Task brief => Every entry should be repeated exactly. Omit the pictures.

Provided records =>
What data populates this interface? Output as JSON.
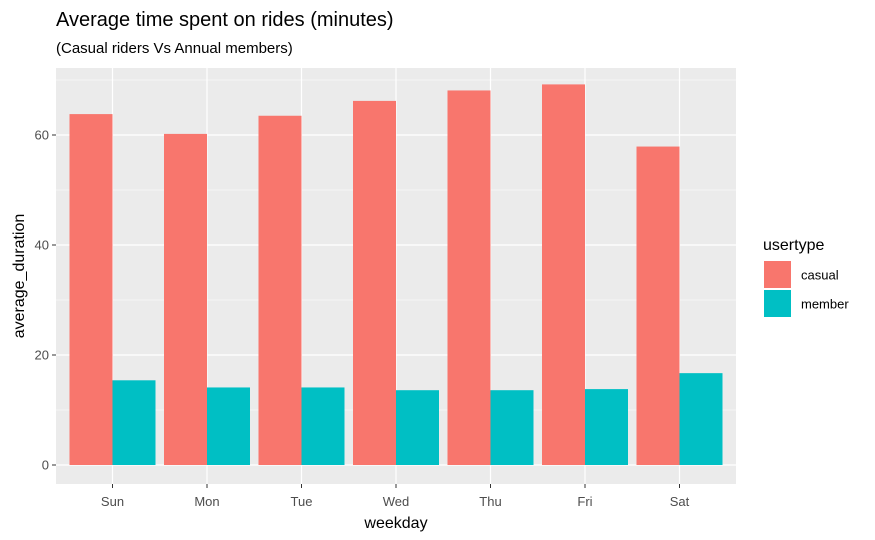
{
  "chart_data": {
    "type": "bar",
    "title": "Average time spent on rides (minutes)",
    "subtitle": "(Casual riders Vs Annual members)",
    "xlabel": "weekday",
    "ylabel": "average_duration",
    "categories": [
      "Sun",
      "Mon",
      "Tue",
      "Wed",
      "Thu",
      "Fri",
      "Sat"
    ],
    "ylim": [
      0,
      72
    ],
    "yticks": [
      0,
      20,
      40,
      60
    ],
    "grid": true,
    "legend": {
      "title": "usertype",
      "placement": "right"
    },
    "series": [
      {
        "name": "casual",
        "color": "#F8766D",
        "values": [
          63.8,
          60.2,
          63.5,
          66.2,
          68.1,
          69.2,
          57.9
        ]
      },
      {
        "name": "member",
        "color": "#00BFC4",
        "values": [
          15.4,
          14.1,
          14.1,
          13.6,
          13.6,
          13.8,
          16.7
        ]
      }
    ]
  }
}
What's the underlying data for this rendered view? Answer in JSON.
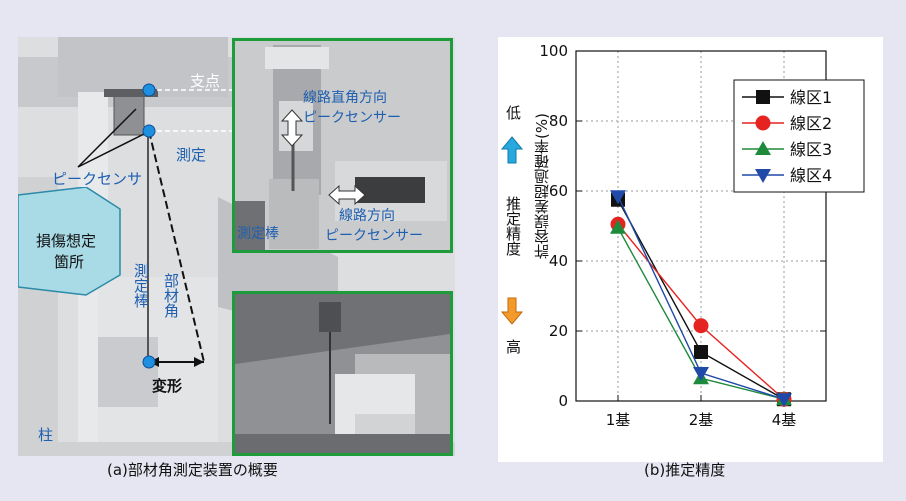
{
  "left_figure": {
    "caption": "(a)部材角測定装置の概要",
    "labels": {
      "support_point": "支点",
      "measure": "測定",
      "peak_sensor": "ピークセンサ",
      "damage_area_1": "損傷想定",
      "damage_area_2": "箇所",
      "measuring_rod": "測定棒",
      "member_angle": "部材角",
      "deformation": "変形",
      "column": "柱"
    },
    "inset_top": {
      "perp_sensor_1": "線路直角方向",
      "perp_sensor_2": "ピークセンサー",
      "rod": "測定棒",
      "track_sensor_1": "線路方向",
      "track_sensor_2": "ピークセンサー"
    }
  },
  "right_figure": {
    "caption": "(b)推定精度",
    "side_labels": {
      "low": "低",
      "accuracy": "推定精度",
      "high": "高"
    }
  },
  "chart_data": {
    "type": "line",
    "ylabel": "許容誤差超過確率(%)",
    "xlabel": "",
    "categories": [
      "1基",
      "2基",
      "4基"
    ],
    "ylim": [
      0,
      100
    ],
    "yticks": [
      0,
      20,
      40,
      60,
      80,
      100
    ],
    "grid": true,
    "legend_position": "top-right",
    "series": [
      {
        "name": "線区1",
        "color": "#111111",
        "marker": "square",
        "values": [
          57.5,
          14,
          0.5
        ]
      },
      {
        "name": "線区2",
        "color": "#e52421",
        "marker": "circle",
        "values": [
          50.5,
          21.5,
          0.5
        ]
      },
      {
        "name": "線区3",
        "color": "#1e8a3c",
        "marker": "triangle-up",
        "values": [
          49.5,
          6.5,
          0.5
        ]
      },
      {
        "name": "線区4",
        "color": "#1f4aa8",
        "marker": "triangle-down",
        "values": [
          58.5,
          8,
          0.5
        ]
      }
    ]
  }
}
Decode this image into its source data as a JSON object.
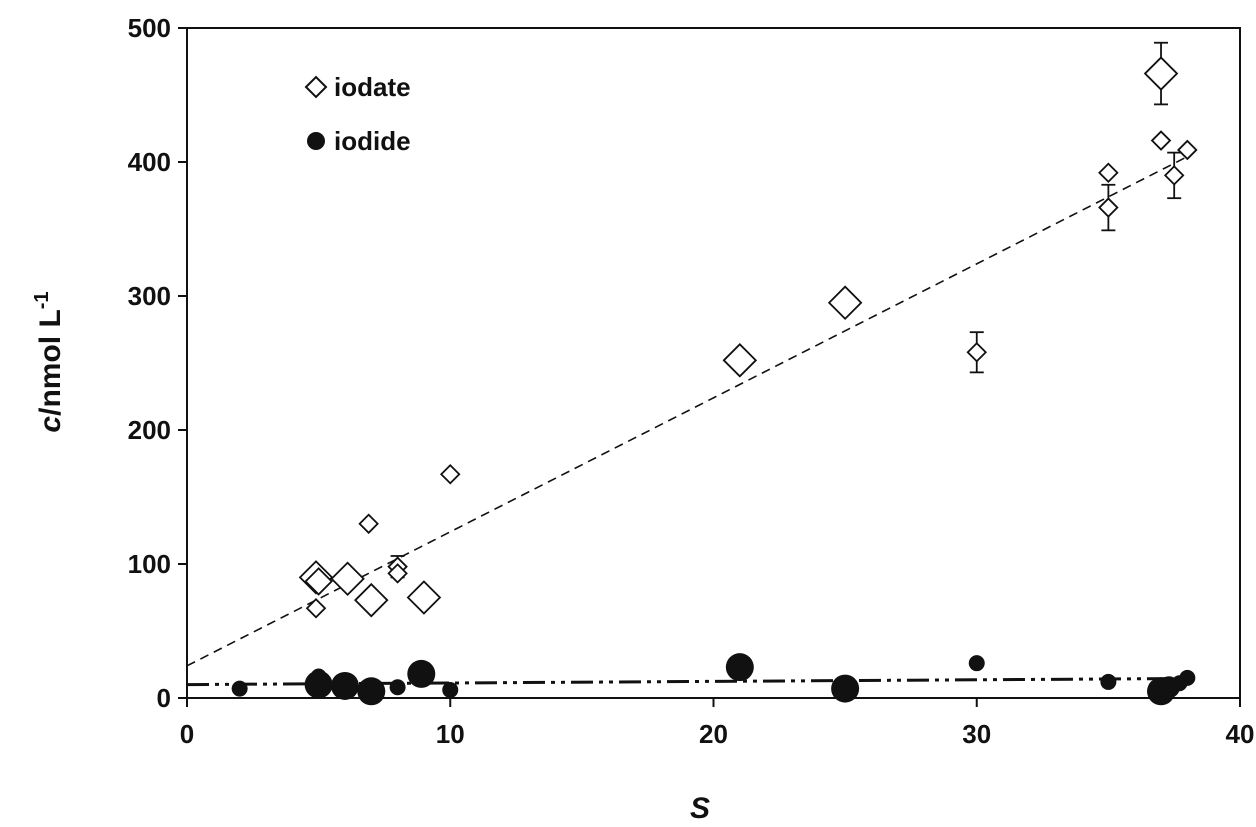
{
  "chart_data": {
    "type": "scatter",
    "xlabel": "S",
    "ylabel": "c/nmol L",
    "ylabel_sup": "-1",
    "xlim": [
      0,
      40
    ],
    "ylim": [
      0,
      500
    ],
    "x_ticks": [
      "0",
      "10",
      "20",
      "30",
      "40"
    ],
    "y_ticks": [
      "0",
      "100",
      "200",
      "300",
      "400",
      "500"
    ],
    "grid": false,
    "legend_position": "top-left",
    "series": [
      {
        "name": "iodate",
        "marker": "open-diamond",
        "color": "#111111",
        "points": [
          {
            "x": 4.9,
            "y": 90,
            "size": "large"
          },
          {
            "x": 4.9,
            "y": 67,
            "size": "small"
          },
          {
            "x": 5.0,
            "y": 87,
            "size": "medium"
          },
          {
            "x": 6.1,
            "y": 89,
            "size": "large"
          },
          {
            "x": 6.9,
            "y": 130,
            "size": "small"
          },
          {
            "x": 7.0,
            "y": 73,
            "size": "large"
          },
          {
            "x": 8.0,
            "y": 98,
            "size": "small",
            "err": 8
          },
          {
            "x": 8.0,
            "y": 93,
            "size": "small"
          },
          {
            "x": 9.0,
            "y": 75,
            "size": "large"
          },
          {
            "x": 10.0,
            "y": 167,
            "size": "small"
          },
          {
            "x": 21.0,
            "y": 252,
            "size": "large"
          },
          {
            "x": 25.0,
            "y": 295,
            "size": "large"
          },
          {
            "x": 30.0,
            "y": 258,
            "size": "small",
            "err": 15
          },
          {
            "x": 35.0,
            "y": 392,
            "size": "small"
          },
          {
            "x": 35.0,
            "y": 366,
            "size": "small",
            "err": 17
          },
          {
            "x": 37.0,
            "y": 466,
            "size": "large",
            "err": 23
          },
          {
            "x": 37.0,
            "y": 416,
            "size": "small"
          },
          {
            "x": 37.5,
            "y": 390,
            "size": "small",
            "err": 17
          },
          {
            "x": 38.0,
            "y": 409,
            "size": "small"
          }
        ],
        "fit": {
          "style": "dashed",
          "intercept": 24,
          "slope": 10.0,
          "x_range": [
            0,
            38
          ]
        }
      },
      {
        "name": "iodide",
        "marker": "filled-circle",
        "color": "#111111",
        "points": [
          {
            "x": 2.0,
            "y": 7,
            "size": "small"
          },
          {
            "x": 5.0,
            "y": 10,
            "size": "large"
          },
          {
            "x": 5.0,
            "y": 16,
            "size": "small"
          },
          {
            "x": 6.0,
            "y": 9,
            "size": "large"
          },
          {
            "x": 7.0,
            "y": 5,
            "size": "large"
          },
          {
            "x": 8.0,
            "y": 8,
            "size": "small"
          },
          {
            "x": 8.9,
            "y": 18,
            "size": "large"
          },
          {
            "x": 10.0,
            "y": 6,
            "size": "small"
          },
          {
            "x": 21.0,
            "y": 23,
            "size": "large"
          },
          {
            "x": 25.0,
            "y": 7,
            "size": "large"
          },
          {
            "x": 30.0,
            "y": 26,
            "size": "small"
          },
          {
            "x": 35.0,
            "y": 12,
            "size": "small"
          },
          {
            "x": 37.0,
            "y": 5,
            "size": "large"
          },
          {
            "x": 37.3,
            "y": 8,
            "size": "medium"
          },
          {
            "x": 37.7,
            "y": 11,
            "size": "small"
          },
          {
            "x": 38.0,
            "y": 15,
            "size": "small"
          }
        ],
        "fit": {
          "style": "dash-dot",
          "intercept": 10,
          "slope": 0.12,
          "x_range": [
            0,
            38
          ]
        }
      }
    ]
  }
}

Solution to this task =>
What data populates this interface? Output as JSON.
{
  "chart_data": {
    "type": "bar",
    "title": "Average time spent on rides (minutes)",
    "subtitle": "(Casual riders Vs Annual members)",
    "xlabel": "weekday",
    "ylabel": "average_duration",
    "categories": [
      "Sun",
      "Mon",
      "Tue",
      "Wed",
      "Thu",
      "Fri",
      "Sat"
    ],
    "ylim": [
      0,
      72
    ],
    "yticks": [
      0,
      20,
      40,
      60
    ],
    "grid": true,
    "legend": {
      "title": "usertype",
      "placement": "right"
    },
    "series": [
      {
        "name": "casual",
        "color": "#F8766D",
        "values": [
          63.8,
          60.2,
          63.5,
          66.2,
          68.1,
          69.2,
          57.9
        ]
      },
      {
        "name": "member",
        "color": "#00BFC4",
        "values": [
          15.4,
          14.1,
          14.1,
          13.6,
          13.6,
          13.8,
          16.7
        ]
      }
    ]
  }
}
What's the underlying data for this rendered view? Answer in JSON.
{
  "left_figure": {
    "caption": "(a)部材角測定装置の概要",
    "labels": {
      "support_point": "支点",
      "measure": "測定",
      "peak_sensor": "ピークセンサ",
      "damage_area_1": "損傷想定",
      "damage_area_2": "箇所",
      "measuring_rod": "測定棒",
      "member_angle": "部材角",
      "deformation": "変形",
      "column": "柱"
    },
    "inset_top": {
      "perp_sensor_1": "線路直角方向",
      "perp_sensor_2": "ピークセンサー",
      "rod": "測定棒",
      "track_sensor_1": "線路方向",
      "track_sensor_2": "ピークセンサー"
    }
  },
  "right_figure": {
    "caption": "(b)推定精度",
    "side_labels": {
      "low": "低",
      "accuracy": "推定精度",
      "high": "高"
    }
  },
  "chart_data": {
    "type": "line",
    "ylabel": "許容誤差超過確率(%)",
    "xlabel": "",
    "categories": [
      "1基",
      "2基",
      "4基"
    ],
    "ylim": [
      0,
      100
    ],
    "yticks": [
      0,
      20,
      40,
      60,
      80,
      100
    ],
    "grid": true,
    "legend_position": "top-right",
    "series": [
      {
        "name": "線区1",
        "color": "#111111",
        "marker": "square",
        "values": [
          57.5,
          14,
          0.5
        ]
      },
      {
        "name": "線区2",
        "color": "#e52421",
        "marker": "circle",
        "values": [
          50.5,
          21.5,
          0.5
        ]
      },
      {
        "name": "線区3",
        "color": "#1e8a3c",
        "marker": "triangle-up",
        "values": [
          49.5,
          6.5,
          0.5
        ]
      },
      {
        "name": "線区4",
        "color": "#1f4aa8",
        "marker": "triangle-down",
        "values": [
          58.5,
          8,
          0.5
        ]
      }
    ]
  }
}
Decode this image into its source data as a JSON object.
{
  "chart_data": {
    "type": "scatter",
    "xlabel": "S",
    "ylabel": "c/nmol L",
    "ylabel_sup": "-1",
    "xlim": [
      0,
      40
    ],
    "ylim": [
      0,
      500
    ],
    "x_ticks": [
      "0",
      "10",
      "20",
      "30",
      "40"
    ],
    "y_ticks": [
      "0",
      "100",
      "200",
      "300",
      "400",
      "500"
    ],
    "grid": false,
    "legend_position": "top-left",
    "series": [
      {
        "name": "iodate",
        "marker": "open-diamond",
        "color": "#111111",
        "points": [
          {
            "x": 4.9,
            "y": 90,
            "size": "large"
          },
          {
            "x": 4.9,
            "y": 67,
            "size": "small"
          },
          {
            "x": 5.0,
            "y": 87,
            "size": "medium"
          },
          {
            "x": 6.1,
            "y": 89,
            "size": "large"
          },
          {
            "x": 6.9,
            "y": 130,
            "size": "small"
          },
          {
            "x": 7.0,
            "y": 73,
            "size": "large"
          },
          {
            "x": 8.0,
            "y": 98,
            "size": "small",
            "err": 8
          },
          {
            "x": 8.0,
            "y": 93,
            "size": "small"
          },
          {
            "x": 9.0,
            "y": 75,
            "size": "large"
          },
          {
            "x": 10.0,
            "y": 167,
            "size": "small"
          },
          {
            "x": 21.0,
            "y": 252,
            "size": "large"
          },
          {
            "x": 25.0,
            "y": 295,
            "size": "large"
          },
          {
            "x": 30.0,
            "y": 258,
            "size": "small",
            "err": 15
          },
          {
            "x": 35.0,
            "y": 392,
            "size": "small"
          },
          {
            "x": 35.0,
            "y": 366,
            "size": "small",
            "err": 17
          },
          {
            "x": 37.0,
            "y": 466,
            "size": "large",
            "err": 23
          },
          {
            "x": 37.0,
            "y": 416,
            "size": "small"
          },
          {
            "x": 37.5,
            "y": 390,
            "size": "small",
            "err": 17
          },
          {
            "x": 38.0,
            "y": 409,
            "size": "small"
          }
        ],
        "fit": {
          "style": "dashed",
          "intercept": 24,
          "slope": 10.0,
          "x_range": [
            0,
            38
          ]
        }
      },
      {
        "name": "iodide",
        "marker": "filled-circle",
        "color": "#111111",
        "points": [
          {
            "x": 2.0,
            "y": 7,
            "size": "small"
          },
          {
            "x": 5.0,
            "y": 10,
            "size": "large"
          },
          {
            "x": 5.0,
            "y": 16,
            "size": "small"
          },
          {
            "x": 6.0,
            "y": 9,
            "size": "large"
          },
          {
            "x": 7.0,
            "y": 5,
            "size": "large"
          },
          {
            "x": 8.0,
            "y": 8,
            "size": "small"
          },
          {
            "x": 8.9,
            "y": 18,
            "size": "large"
          },
          {
            "x": 10.0,
            "y": 6,
            "size": "small"
          },
          {
            "x": 21.0,
            "y": 23,
            "size": "large"
          },
          {
            "x": 25.0,
            "y": 7,
            "size": "large"
          },
          {
            "x": 30.0,
            "y": 26,
            "size": "small"
          },
          {
            "x": 35.0,
            "y": 12,
            "size": "small"
          },
          {
            "x": 37.0,
            "y": 5,
            "size": "large"
          },
          {
            "x": 37.3,
            "y": 8,
            "size": "medium"
          },
          {
            "x": 37.7,
            "y": 11,
            "size": "small"
          },
          {
            "x": 38.0,
            "y": 15,
            "size": "small"
          }
        ],
        "fit": {
          "style": "dash-dot",
          "intercept": 10,
          "slope": 0.12,
          "x_range": [
            0,
            38
          ]
        }
      }
    ]
  }
}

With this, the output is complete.